How much can I borrow?

Each dairy farmer can borrow between €25,000 and €300,000 over eight years. The loan term may be extended to a maximum of 10 years if repayments slow down as a result of price volatility or a disease outbreak (see below).

The partners in MilkFlex have committed to including qualified new entrants to dairy farming among the beneficiaries of the loans.

How can I use these funds?

The MilkFlex loan can finance working capital or investment in productive assets for the dairy farm, such as livestock, infrastructure (milking parlour, buildings, roadways, ect) or grassland improvement.

New areas of eligible funding compared with Glanbia's initial MilkFlex offering include technology such as robots and milk monitoring devices, and environmental investments, including renewable energy production and slurry management equipment.

Existing loans or cashflow facilities obtained since 1 March 2014 can be refinanced with a MilkFlex loan.

The purchase of land is excluded from this scheme.

Do I need to offer land as collateral?

Data drawn from a collection
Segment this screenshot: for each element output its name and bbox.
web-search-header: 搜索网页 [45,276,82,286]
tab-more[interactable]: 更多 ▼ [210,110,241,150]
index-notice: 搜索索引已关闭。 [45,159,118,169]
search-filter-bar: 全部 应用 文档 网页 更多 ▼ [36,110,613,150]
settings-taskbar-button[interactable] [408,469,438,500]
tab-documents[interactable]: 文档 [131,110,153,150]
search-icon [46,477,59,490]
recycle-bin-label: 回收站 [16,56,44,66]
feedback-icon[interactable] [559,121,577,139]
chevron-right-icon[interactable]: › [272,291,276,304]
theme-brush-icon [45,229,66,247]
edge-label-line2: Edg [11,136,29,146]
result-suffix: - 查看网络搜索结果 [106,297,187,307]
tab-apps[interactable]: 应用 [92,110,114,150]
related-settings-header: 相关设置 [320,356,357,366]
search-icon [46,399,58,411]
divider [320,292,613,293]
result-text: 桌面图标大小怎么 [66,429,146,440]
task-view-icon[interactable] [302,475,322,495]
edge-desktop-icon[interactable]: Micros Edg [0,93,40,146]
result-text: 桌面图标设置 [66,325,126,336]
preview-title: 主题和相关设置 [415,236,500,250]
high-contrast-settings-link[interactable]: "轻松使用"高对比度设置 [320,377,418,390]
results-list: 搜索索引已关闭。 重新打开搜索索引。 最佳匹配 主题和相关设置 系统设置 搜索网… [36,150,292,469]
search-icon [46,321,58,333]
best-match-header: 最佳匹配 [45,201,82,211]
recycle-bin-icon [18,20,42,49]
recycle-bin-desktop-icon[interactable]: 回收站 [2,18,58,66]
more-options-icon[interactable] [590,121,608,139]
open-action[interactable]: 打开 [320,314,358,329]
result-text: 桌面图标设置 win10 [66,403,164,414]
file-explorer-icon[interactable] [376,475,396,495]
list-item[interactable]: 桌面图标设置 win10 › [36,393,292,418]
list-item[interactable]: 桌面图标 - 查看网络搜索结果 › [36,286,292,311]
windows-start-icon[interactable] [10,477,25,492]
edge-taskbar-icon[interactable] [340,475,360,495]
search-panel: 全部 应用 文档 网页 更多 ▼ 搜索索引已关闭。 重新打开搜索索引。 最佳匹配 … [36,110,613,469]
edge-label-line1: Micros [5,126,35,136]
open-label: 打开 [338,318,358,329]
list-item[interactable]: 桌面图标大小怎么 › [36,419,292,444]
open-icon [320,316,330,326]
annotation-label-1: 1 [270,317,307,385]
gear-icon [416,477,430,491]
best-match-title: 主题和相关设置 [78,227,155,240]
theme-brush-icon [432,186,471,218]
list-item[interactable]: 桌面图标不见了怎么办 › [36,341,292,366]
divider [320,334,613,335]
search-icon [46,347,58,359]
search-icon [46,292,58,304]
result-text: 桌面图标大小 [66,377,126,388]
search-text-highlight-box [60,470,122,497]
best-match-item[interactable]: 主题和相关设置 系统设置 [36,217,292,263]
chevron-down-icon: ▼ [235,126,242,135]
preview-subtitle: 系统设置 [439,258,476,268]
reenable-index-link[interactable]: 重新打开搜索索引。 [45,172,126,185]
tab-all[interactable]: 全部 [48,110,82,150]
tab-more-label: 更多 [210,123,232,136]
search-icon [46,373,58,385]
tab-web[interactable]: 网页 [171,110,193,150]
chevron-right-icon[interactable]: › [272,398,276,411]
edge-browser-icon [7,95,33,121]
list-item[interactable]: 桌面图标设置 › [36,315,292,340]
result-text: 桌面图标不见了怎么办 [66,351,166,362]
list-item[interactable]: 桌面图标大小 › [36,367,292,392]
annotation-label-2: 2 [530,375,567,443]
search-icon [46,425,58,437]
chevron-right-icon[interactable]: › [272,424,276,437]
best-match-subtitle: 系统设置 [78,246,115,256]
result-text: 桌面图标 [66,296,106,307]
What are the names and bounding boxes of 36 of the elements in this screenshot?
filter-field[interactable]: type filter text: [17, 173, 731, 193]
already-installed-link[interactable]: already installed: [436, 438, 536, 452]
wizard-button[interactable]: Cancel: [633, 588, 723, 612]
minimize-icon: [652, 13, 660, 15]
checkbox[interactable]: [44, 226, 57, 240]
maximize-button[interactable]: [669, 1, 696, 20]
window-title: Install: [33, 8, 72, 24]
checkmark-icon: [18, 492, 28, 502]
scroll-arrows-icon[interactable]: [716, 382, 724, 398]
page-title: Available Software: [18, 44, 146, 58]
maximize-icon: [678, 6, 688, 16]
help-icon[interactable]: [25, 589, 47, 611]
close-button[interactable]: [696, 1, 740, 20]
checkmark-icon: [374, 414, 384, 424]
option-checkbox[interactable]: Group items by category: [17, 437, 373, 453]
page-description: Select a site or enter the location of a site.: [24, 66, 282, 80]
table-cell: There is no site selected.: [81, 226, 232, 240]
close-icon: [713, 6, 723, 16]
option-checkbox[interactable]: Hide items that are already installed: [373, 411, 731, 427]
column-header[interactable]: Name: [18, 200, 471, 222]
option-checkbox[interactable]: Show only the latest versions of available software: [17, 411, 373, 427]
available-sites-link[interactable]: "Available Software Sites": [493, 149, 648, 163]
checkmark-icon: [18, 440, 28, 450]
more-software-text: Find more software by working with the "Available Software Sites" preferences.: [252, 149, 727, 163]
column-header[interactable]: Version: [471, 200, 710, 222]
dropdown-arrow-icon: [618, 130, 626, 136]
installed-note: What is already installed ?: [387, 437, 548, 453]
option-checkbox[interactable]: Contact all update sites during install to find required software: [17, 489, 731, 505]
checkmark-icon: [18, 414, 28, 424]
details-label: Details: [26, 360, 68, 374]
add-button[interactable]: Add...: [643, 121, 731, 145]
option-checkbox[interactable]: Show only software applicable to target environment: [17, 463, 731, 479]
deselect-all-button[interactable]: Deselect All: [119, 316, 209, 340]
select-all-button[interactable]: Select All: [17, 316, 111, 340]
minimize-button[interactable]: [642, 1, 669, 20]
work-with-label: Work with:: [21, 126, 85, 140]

▶ [List of tasks]:
(a) Retype the part of the MilkFlex loan text starting with "The partners in" and going on through "slurry management equipment.".
(b) According to the MilkFlex loan text, what is the longest the loan term can be extended to if repayments slow down because of price volatility or a disease outbreak?
The entries are not needed for anything here.

▶ [Numbered responses]:
(a)
The partners in MilkFlex have committed to including qualified new entrants to dairy farming among the beneficiaries of the loans.

How can I use these funds?

The MilkFlex loan can finance working capital or investment in productive assets for the dairy farm, such as livestock, infrastructure (milking parlour, buildings, roadways, ect) or grassland improvement.

New areas of eligible funding compared with Glanbia's initial MilkFlex offering include technology such as robots and milk monitoring devices, and environmental investments, including renewable energy production and slurry management equipment.

(b) The loan term can be extended to a maximum of 10 years.